:: Given instruction ::
Write out each line from the data below that includes the word "this".

— START Raw records —

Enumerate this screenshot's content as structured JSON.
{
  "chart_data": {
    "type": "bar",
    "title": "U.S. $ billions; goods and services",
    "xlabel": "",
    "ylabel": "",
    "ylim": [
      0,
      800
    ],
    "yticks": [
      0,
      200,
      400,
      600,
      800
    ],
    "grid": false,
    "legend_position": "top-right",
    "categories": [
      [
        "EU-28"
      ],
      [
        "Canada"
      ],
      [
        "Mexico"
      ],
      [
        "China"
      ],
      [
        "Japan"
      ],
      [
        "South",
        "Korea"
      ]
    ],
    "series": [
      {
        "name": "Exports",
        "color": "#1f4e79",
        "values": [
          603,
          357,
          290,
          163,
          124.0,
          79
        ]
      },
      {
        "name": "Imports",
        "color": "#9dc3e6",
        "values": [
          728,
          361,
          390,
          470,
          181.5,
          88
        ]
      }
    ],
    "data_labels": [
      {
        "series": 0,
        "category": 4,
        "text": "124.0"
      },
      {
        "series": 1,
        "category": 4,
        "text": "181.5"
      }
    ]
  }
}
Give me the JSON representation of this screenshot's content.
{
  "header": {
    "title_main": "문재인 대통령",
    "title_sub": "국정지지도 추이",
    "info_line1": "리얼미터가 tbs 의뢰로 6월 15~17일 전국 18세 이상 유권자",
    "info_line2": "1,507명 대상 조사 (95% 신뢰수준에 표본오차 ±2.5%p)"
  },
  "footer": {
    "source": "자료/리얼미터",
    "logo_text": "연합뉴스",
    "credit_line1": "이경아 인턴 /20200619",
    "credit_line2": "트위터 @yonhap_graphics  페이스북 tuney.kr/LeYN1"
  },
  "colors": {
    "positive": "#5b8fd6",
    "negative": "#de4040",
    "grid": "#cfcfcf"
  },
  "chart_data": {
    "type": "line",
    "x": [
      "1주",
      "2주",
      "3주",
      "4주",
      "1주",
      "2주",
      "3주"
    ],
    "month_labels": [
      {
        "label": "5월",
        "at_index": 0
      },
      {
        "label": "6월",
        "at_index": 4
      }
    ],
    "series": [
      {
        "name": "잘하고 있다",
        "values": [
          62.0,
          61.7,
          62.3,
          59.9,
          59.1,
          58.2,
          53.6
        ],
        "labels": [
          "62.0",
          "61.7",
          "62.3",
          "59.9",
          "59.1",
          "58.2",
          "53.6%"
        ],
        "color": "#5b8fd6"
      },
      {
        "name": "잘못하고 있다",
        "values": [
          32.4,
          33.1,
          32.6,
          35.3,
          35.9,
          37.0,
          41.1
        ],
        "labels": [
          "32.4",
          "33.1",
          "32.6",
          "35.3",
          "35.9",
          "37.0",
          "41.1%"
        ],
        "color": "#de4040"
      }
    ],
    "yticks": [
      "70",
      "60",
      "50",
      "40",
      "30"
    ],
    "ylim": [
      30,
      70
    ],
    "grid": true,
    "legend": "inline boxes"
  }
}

— END Raw records —

:: Result below ::
Enumerate this screenshot's content as structured JSON.
Give me the JSON representation of this screenshot's content.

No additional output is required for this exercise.